### TASK DIRECTIONS
Copy each line of the data below with the word "учителя".

Figure contents as structured data

========

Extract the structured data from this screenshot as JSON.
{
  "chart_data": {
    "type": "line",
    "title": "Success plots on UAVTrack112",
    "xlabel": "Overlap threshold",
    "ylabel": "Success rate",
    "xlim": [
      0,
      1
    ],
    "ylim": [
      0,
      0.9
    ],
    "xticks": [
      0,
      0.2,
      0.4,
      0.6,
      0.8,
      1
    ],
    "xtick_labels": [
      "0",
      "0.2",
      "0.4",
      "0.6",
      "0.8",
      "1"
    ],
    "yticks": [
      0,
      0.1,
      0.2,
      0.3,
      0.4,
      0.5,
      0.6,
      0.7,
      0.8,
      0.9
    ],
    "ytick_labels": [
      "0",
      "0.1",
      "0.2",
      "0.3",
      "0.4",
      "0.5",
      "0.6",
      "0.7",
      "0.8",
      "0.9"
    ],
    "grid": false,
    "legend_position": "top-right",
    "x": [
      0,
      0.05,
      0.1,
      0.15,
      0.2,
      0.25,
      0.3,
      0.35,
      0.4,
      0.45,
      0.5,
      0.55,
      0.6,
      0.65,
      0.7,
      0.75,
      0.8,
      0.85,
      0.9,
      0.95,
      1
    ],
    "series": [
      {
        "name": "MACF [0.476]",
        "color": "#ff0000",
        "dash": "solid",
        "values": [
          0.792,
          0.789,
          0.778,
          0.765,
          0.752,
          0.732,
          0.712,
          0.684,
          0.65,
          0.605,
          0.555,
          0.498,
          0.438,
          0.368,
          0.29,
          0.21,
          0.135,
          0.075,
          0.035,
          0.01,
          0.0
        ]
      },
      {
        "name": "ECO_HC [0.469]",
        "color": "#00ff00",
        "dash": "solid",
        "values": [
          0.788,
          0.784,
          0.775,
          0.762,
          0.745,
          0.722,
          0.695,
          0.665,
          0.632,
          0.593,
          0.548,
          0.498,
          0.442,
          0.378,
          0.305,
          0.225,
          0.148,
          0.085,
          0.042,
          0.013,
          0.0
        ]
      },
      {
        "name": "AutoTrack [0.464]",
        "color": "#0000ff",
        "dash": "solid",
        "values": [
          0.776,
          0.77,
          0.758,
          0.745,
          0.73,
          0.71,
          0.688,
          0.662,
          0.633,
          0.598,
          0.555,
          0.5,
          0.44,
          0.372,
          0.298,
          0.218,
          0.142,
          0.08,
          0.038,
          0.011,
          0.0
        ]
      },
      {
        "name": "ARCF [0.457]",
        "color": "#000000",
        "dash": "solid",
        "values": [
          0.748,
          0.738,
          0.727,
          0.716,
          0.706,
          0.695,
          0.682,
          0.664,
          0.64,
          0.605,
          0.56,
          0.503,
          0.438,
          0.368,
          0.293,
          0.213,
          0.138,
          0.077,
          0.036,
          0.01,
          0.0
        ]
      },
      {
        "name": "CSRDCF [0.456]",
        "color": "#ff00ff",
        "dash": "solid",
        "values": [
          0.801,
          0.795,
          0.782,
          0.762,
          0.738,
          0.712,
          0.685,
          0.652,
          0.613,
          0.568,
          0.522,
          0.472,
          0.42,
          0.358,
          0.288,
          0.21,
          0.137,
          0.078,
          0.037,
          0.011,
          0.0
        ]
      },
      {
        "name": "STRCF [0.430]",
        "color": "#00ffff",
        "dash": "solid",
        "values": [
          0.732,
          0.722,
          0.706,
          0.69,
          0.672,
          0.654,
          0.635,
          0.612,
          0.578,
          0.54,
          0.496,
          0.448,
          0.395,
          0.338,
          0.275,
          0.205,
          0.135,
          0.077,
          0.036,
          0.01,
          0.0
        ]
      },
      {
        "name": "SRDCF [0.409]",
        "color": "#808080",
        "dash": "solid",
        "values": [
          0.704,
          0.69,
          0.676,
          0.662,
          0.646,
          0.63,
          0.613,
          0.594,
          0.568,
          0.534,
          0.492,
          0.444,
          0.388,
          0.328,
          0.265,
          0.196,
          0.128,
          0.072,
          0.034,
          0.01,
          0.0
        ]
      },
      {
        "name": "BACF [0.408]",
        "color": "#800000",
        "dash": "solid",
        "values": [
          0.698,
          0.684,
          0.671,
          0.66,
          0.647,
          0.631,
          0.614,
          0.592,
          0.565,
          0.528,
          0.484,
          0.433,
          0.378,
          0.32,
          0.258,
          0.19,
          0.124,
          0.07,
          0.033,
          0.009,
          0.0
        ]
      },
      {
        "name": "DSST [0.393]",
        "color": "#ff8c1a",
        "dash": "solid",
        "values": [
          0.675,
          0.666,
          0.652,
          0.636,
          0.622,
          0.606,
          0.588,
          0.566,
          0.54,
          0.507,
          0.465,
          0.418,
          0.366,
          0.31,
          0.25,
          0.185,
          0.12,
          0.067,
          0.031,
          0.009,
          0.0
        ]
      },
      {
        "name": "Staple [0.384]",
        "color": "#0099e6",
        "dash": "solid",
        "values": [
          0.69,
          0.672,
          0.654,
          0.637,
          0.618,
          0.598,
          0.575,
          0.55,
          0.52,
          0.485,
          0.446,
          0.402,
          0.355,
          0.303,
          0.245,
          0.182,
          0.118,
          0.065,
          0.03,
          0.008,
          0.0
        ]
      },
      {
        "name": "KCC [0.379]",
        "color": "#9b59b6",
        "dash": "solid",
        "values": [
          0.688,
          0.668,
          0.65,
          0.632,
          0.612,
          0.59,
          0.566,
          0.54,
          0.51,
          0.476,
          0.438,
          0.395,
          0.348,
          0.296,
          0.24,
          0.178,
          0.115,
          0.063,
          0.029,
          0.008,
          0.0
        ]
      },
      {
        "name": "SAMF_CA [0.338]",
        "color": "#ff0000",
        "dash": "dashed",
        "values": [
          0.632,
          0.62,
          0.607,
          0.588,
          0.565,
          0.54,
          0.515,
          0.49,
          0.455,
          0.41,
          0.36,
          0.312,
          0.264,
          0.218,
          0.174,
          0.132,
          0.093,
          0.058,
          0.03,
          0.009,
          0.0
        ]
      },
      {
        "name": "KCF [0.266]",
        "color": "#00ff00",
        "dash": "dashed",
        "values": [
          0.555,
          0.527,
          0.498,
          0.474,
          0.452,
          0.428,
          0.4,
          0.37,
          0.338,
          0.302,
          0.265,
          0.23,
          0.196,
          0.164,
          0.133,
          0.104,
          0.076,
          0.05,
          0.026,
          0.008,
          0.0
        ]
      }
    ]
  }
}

========

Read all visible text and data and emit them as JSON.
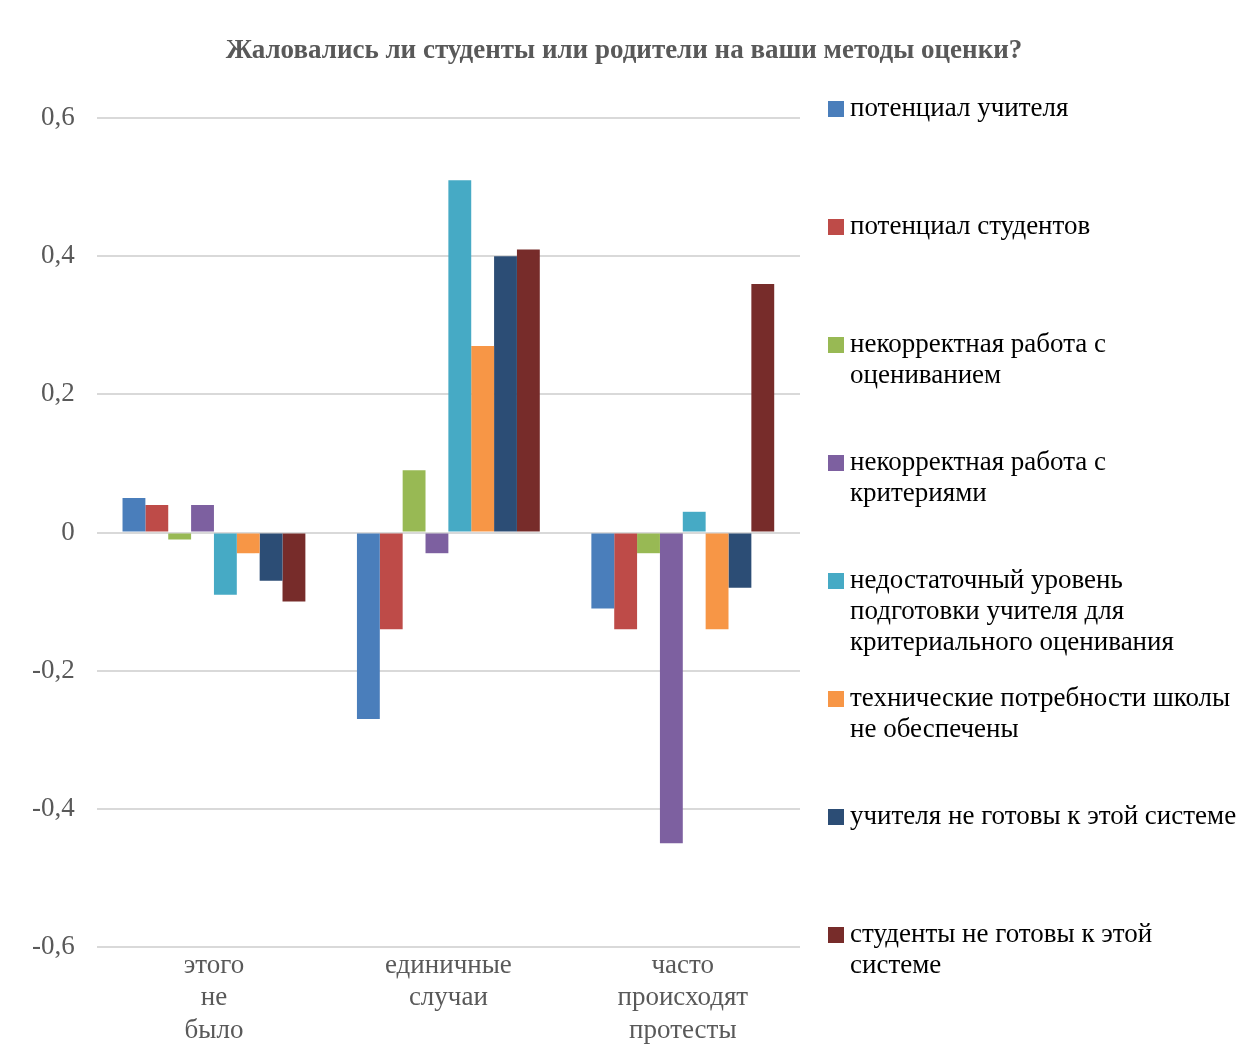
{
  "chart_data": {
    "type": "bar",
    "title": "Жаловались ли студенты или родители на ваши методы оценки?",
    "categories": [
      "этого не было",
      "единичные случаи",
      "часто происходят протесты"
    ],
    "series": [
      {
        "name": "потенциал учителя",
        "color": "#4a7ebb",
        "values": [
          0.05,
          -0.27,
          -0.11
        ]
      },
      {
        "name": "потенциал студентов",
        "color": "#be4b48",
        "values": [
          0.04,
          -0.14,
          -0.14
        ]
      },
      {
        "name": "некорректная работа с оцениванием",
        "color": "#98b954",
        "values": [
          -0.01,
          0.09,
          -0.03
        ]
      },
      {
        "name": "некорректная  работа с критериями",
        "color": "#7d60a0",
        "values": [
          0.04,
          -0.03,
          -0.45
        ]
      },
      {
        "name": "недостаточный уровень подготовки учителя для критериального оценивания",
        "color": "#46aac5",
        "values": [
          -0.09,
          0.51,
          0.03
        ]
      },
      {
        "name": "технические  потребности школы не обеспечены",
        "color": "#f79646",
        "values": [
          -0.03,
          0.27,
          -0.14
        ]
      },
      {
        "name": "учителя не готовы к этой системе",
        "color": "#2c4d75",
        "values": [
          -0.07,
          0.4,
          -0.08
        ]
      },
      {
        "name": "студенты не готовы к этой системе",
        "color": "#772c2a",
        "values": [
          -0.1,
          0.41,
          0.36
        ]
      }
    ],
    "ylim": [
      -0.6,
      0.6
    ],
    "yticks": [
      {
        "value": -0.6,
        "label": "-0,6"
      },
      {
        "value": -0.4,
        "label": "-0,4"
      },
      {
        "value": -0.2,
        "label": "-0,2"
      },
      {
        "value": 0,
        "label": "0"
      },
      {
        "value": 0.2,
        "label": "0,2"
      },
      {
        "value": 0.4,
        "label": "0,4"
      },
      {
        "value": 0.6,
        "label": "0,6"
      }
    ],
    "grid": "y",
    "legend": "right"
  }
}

========

### SOLUTION FOR THIS PROBLEM
        "name": "потенциал учителя",
        "name": "недостаточный уровень подготовки учителя для критериального оценивания",
        "name": "учителя не готовы к этой системе",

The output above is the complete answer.